Continue the account of the state Board of Education meeting in Tampa, starting after its final sentence.

● **TEXT SHOWN**
• • • •
Remember, I attended the state Board of Education's meeting in Tampa last month. My son's school was on the agenda at the meeting. I burned a vacation day to tell my state of Board of Education what I do not want for my son's school. I do not want the BoE to order the removal of my son's teachers during the school year based on a fraudulent VAM score the way it did for the Stigmatized 5.
I wanted my BoE to know I expect them to honor my choice. My BoE responded with utter contempt. And a bouncer.
Marva Johnson, the BoE chair, removed Polk's schools from the meeting agenda a few minutes before it was time to talk about them. Then she tried to cut me off, with cold malevolent eyes, as I explained that I was a parent at Crystal Lake -- and that I had taken the day off at my own expense to engage in my son's education. Sorry, come to Tallahassee in a few weeks if you want to talk to us, she said.
I managed to talk through Johnson and make most of my point to the only BoE member who seems to have any personal decency, Rebecca Lipsey. And then Johnson sicked a burly bouncer on me.
This little scene got on television. I publicized it on my Facebook page and website. And a big swath of the Florida educrat industrial complex witnessed it firsthand. They all sat by in cowardly silence. This includes Shan Goff, whose life's work involves marketing segregation, creating teacher shortages, and dishonestly calling it "choice."
• • • •
● **SOURCE DATA**
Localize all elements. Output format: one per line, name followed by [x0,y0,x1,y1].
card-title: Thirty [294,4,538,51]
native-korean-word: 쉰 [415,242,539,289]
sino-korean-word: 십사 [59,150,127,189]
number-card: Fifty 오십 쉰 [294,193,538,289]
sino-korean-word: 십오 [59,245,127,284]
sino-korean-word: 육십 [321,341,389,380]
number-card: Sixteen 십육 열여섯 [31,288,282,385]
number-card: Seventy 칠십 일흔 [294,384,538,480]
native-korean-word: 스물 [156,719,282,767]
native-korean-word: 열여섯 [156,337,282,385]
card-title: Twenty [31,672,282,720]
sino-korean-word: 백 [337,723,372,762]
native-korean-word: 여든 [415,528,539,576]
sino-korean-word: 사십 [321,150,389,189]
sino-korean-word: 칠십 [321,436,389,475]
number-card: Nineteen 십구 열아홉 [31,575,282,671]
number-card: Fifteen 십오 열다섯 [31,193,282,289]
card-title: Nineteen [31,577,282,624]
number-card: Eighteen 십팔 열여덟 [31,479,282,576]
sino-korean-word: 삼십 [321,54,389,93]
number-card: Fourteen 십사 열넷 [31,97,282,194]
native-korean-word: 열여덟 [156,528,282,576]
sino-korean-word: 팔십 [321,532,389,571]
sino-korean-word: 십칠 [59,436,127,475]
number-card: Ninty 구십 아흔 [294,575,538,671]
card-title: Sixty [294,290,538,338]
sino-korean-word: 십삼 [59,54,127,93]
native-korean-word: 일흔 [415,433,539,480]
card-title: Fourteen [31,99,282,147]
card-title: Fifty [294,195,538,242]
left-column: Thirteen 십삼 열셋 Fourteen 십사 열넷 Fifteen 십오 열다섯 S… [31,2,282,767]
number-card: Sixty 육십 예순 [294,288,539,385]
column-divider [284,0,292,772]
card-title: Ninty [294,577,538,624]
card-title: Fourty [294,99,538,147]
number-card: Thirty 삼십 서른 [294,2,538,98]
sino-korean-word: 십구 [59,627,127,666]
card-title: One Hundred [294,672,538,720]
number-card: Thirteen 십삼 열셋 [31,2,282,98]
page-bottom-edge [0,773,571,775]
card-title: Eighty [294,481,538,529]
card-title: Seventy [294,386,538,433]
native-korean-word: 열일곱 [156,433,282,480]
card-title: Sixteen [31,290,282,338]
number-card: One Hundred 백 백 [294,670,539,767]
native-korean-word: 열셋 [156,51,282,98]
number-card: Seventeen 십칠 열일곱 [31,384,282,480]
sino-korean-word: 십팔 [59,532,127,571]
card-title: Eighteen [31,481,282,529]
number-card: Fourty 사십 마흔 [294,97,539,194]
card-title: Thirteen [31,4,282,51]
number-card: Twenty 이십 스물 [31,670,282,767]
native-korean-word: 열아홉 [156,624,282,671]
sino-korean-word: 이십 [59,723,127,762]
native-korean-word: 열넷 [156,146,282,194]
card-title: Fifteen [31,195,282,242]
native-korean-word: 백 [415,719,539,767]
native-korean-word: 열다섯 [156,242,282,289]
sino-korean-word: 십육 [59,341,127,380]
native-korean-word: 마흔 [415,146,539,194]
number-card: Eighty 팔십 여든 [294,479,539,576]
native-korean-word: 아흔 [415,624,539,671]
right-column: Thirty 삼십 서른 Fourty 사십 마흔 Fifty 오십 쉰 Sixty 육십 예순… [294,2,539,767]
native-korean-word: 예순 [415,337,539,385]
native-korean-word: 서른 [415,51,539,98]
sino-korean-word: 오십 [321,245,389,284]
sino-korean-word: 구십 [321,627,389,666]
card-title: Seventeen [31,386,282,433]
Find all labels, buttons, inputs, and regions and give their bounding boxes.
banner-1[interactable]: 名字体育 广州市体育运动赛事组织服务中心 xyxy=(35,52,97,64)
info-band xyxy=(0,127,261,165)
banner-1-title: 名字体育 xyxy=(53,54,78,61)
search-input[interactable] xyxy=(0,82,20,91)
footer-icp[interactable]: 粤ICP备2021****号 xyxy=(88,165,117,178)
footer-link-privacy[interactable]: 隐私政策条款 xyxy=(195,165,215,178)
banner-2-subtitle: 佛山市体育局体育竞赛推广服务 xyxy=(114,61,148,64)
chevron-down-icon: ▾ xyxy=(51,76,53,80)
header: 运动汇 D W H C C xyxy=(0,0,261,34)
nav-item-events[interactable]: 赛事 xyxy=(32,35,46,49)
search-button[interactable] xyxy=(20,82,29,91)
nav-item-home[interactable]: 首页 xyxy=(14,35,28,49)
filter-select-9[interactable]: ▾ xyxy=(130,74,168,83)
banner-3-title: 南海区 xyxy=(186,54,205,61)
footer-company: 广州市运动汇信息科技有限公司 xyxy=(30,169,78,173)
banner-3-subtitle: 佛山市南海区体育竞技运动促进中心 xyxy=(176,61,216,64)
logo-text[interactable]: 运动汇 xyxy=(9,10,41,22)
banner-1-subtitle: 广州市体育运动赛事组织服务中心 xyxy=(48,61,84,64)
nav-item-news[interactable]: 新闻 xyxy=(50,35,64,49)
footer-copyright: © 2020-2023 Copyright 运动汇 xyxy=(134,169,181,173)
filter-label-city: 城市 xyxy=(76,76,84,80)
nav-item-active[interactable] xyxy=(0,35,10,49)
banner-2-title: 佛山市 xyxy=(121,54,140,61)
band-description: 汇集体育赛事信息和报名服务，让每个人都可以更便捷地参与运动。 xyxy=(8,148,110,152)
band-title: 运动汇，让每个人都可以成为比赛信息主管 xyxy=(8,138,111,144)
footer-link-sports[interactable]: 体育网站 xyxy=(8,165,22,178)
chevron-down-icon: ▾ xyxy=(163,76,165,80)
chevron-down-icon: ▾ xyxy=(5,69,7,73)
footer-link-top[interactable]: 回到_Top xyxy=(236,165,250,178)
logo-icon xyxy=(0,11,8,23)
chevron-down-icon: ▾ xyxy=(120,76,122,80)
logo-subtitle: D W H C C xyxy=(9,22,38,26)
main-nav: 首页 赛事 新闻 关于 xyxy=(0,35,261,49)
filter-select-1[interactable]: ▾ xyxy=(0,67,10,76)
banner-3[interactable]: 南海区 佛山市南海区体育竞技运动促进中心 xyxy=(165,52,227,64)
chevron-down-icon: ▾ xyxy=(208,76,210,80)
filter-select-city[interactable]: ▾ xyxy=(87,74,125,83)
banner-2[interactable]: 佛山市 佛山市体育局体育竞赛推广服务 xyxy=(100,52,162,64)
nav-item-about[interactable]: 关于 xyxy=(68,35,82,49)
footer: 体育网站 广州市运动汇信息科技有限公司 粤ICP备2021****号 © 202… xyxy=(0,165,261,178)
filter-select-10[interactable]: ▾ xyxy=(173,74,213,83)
• • • •
● **ANSWER TO THE PROBLEM**
I introduced you to Goff in this post a few weeks ago. I saw her again in Tampa and smiled at her. She didn't smile back. But she did have a chance to stand up for real choice and for parental involvement. She said nothing. Just like every other DoE official who was there.
But what do you expect?
They've all got mortgages and car payments. And the educrat gravy train provides a nice, easy living if you say the right buzzwords about the right people -- and if you don't say the right buzzwords about the right people.
The self-interest equation is starting to change
Of course, not one of my elected representatives said a word about this scene. Not Kelli Stargell. Not Colleen Burton. Not Adam Putnam. None of our School Board members, with one funny exception. Nor did they object to Gary Chartrand mocking our superintendent.
Indeed, the only elected official in Polk to say a word about any of this is Hunt Berryman. And he's tried to use it against me. As if I'm the bad guy in this story. He took Marva Johnson and Gary Chartrand and Shan Goff's side, as he always does. As he always will. Somehow I should have known my place and not tried to engage for my son's school. That's Hunt's position.
And now he's spending $50,000 of his own taxpayer-subsidized money to lie publicly about me -- the parent of an 8th Polk County grader. Think about that. That's what Hunt Berryman thinks of parents. It's what Florida thinks of parents. And not one of his friends has the courage to call him out for it. And then he and various folks complain about parental involvement.
The people of our county and state, particularly parents, are waking up to the fact that our state government and Department of Education is a hostile occupying army in our schools. Teachers have known for a long, long time. The rebellion is real and growing. It crosses all ideological and party lines. Adam Putnam is hearing about it and talking about it.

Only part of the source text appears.